- TASK GOAL
Reproduce the whole listing, character for character.

- DATA TO USE
╭──

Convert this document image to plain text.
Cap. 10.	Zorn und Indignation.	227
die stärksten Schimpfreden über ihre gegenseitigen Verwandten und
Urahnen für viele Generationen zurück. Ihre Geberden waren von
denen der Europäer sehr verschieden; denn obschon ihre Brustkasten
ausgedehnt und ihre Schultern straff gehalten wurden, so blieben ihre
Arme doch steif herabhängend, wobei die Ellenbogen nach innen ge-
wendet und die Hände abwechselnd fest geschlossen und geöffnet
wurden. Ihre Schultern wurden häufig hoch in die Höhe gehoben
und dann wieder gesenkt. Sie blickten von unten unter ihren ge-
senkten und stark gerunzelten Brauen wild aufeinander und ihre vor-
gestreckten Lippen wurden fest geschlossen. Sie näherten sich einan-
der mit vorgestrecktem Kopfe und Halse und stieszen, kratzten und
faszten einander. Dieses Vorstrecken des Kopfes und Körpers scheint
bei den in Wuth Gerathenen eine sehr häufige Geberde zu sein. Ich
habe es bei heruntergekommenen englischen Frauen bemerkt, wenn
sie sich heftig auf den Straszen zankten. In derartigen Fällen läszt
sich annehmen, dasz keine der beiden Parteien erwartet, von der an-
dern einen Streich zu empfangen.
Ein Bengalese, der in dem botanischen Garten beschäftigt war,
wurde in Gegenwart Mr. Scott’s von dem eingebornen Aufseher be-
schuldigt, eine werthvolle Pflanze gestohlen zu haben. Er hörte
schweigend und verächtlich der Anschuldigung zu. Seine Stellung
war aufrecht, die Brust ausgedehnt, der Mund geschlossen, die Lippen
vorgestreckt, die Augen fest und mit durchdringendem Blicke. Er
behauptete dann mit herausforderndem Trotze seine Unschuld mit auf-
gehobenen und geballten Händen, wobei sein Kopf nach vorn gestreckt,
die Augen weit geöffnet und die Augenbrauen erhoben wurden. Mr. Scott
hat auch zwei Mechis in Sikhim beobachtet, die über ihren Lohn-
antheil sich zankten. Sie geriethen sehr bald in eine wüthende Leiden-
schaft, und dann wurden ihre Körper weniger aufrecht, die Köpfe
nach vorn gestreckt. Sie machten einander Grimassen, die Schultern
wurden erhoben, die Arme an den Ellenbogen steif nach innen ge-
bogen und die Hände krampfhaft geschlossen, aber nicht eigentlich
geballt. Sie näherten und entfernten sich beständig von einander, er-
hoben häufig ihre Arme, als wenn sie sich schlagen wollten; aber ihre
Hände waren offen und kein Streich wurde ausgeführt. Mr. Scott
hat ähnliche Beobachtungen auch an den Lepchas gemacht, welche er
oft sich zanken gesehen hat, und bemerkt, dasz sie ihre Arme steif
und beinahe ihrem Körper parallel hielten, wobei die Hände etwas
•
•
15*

╰──

- RESULT OF THIS TASK
Convert this document image to plain text.
Cap. 10.	Zorn und Indignation.	227
die stärksten Schimpfreden über ihre gegenseitigen Verwandten und
Urahnen für viele Generationen zurück. Ihre Geberden waren von
denen der Europäer sehr verschieden; denn obschon ihre Brustkasten
ausgedehnt und ihre Schultern straff gehalten wurden, so blieben ihre
Arme doch steif herabhängend, wobei die Ellenbogen nach innen ge-
wendet und die Hände abwechselnd fest geschlossen und geöffnet
wurden. Ihre Schultern wurden häufig hoch in die Höhe gehoben
und dann wieder gesenkt. Sie blickten von unten unter ihren ge-
senkten und stark gerunzelten Brauen wild aufeinander und ihre vor-
gestreckten Lippen wurden fest geschlossen. Sie näherten sich einan-
der mit vorgestrecktem Kopfe und Halse und stieszen, kratzten und
faszten einander. Dieses Vorstrecken des Kopfes und Körpers scheint
bei den in Wuth Gerathenen eine sehr häufige Geberde zu sein. Ich
habe es bei heruntergekommenen englischen Frauen bemerkt, wenn
sie sich heftig auf den Straszen zankten. In derartigen Fällen läszt
sich annehmen, dasz keine der beiden Parteien erwartet, von der an-
dern einen Streich zu empfangen.
Ein Bengalese, der in dem botanischen Garten beschäftigt war,
wurde in Gegenwart Mr. Scott’s von dem eingebornen Aufseher be-
schuldigt, eine werthvolle Pflanze gestohlen zu haben. Er hörte
schweigend und verächtlich der Anschuldigung zu. Seine Stellung
war aufrecht, die Brust ausgedehnt, der Mund geschlossen, die Lippen
vorgestreckt, die Augen fest und mit durchdringendem Blicke. Er
behauptete dann mit herausforderndem Trotze seine Unschuld mit auf-
gehobenen und geballten Händen, wobei sein Kopf nach vorn gestreckt,
die Augen weit geöffnet und die Augenbrauen erhoben wurden. Mr. Scott
hat auch zwei Mechis in Sikhim beobachtet, die über ihren Lohn-
antheil sich zankten. Sie geriethen sehr bald in eine wüthende Leiden-
schaft, und dann wurden ihre Körper weniger aufrecht, die Köpfe
nach vorn gestreckt. Sie machten einander Grimassen, die Schultern
wurden erhoben, die Arme an den Ellenbogen steif nach innen ge-
bogen und die Hände krampfhaft geschlossen, aber nicht eigentlich
geballt. Sie näherten und entfernten sich beständig von einander, er-
hoben häufig ihre Arme, als wenn sie sich schlagen wollten; aber ihre
Hände waren offen und kein Streich wurde ausgeführt. Mr. Scott
hat ähnliche Beobachtungen auch an den Lepchas gemacht, welche er
oft sich zanken gesehen hat, und bemerkt, dasz sie ihre Arme steif
und beinahe ihrem Körper parallel hielten, wobei die Hände etwas
•
•
15*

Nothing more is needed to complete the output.